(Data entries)
+++
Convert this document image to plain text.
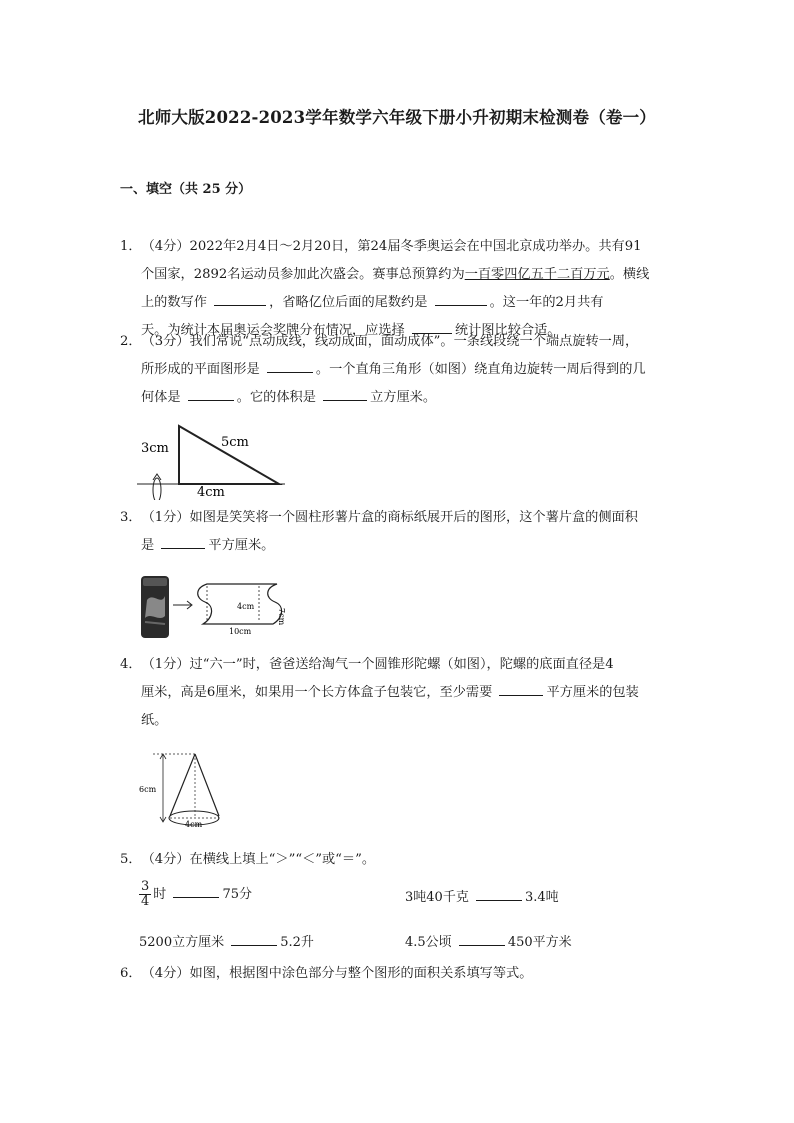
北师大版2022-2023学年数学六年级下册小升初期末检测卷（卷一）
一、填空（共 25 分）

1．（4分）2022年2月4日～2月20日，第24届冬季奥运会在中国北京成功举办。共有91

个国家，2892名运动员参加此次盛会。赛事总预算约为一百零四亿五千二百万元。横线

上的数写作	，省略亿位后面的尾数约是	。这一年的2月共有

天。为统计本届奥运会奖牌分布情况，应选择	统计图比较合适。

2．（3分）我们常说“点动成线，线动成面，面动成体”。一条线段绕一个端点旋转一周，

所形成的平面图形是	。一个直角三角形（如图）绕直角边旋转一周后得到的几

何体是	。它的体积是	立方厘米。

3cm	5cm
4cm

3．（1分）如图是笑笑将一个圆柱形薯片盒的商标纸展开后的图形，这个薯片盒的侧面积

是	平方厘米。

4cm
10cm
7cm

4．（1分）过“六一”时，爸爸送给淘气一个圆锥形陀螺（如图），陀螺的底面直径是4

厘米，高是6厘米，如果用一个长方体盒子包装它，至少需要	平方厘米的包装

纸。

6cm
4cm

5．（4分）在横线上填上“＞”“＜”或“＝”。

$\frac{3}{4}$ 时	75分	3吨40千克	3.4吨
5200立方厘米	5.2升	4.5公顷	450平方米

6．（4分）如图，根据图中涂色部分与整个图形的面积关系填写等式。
+++
* The problem: Retype each record exactly as it stands, but do not include the pictures.

* Written response:
Convert this document image to plain text.
北师大版2022-2023学年数学六年级下册小升初期末检测卷（卷一）
一、填空（共 25 分）

1．（4分）2022年2月4日～2月20日，第24届冬季奥运会在中国北京成功举办。共有91

个国家，2892名运动员参加此次盛会。赛事总预算约为一百零四亿五千二百万元。横线

上的数写作	，省略亿位后面的尾数约是	。这一年的2月共有

天。为统计本届奥运会奖牌分布情况，应选择	统计图比较合适。

2．（3分）我们常说“点动成线，线动成面，面动成体”。一条线段绕一个端点旋转一周，

所形成的平面图形是	。一个直角三角形（如图）绕直角边旋转一周后得到的几

何体是	。它的体积是	立方厘米。

3cm	5cm
4cm

3．（1分）如图是笑笑将一个圆柱形薯片盒的商标纸展开后的图形，这个薯片盒的侧面积

是	平方厘米。

4cm
10cm
7cm

4．（1分）过“六一”时，爸爸送给淘气一个圆锥形陀螺（如图），陀螺的底面直径是4

厘米，高是6厘米，如果用一个长方体盒子包装它，至少需要	平方厘米的包装

纸。

6cm
4cm

5．（4分）在横线上填上“＞”“＜”或“＝”。

$\frac{3}{4}$ 时	75分	3吨40千克	3.4吨
5200立方厘米	5.2升	4.5公顷	450平方米

6．（4分）如图，根据图中涂色部分与整个图形的面积关系填写等式。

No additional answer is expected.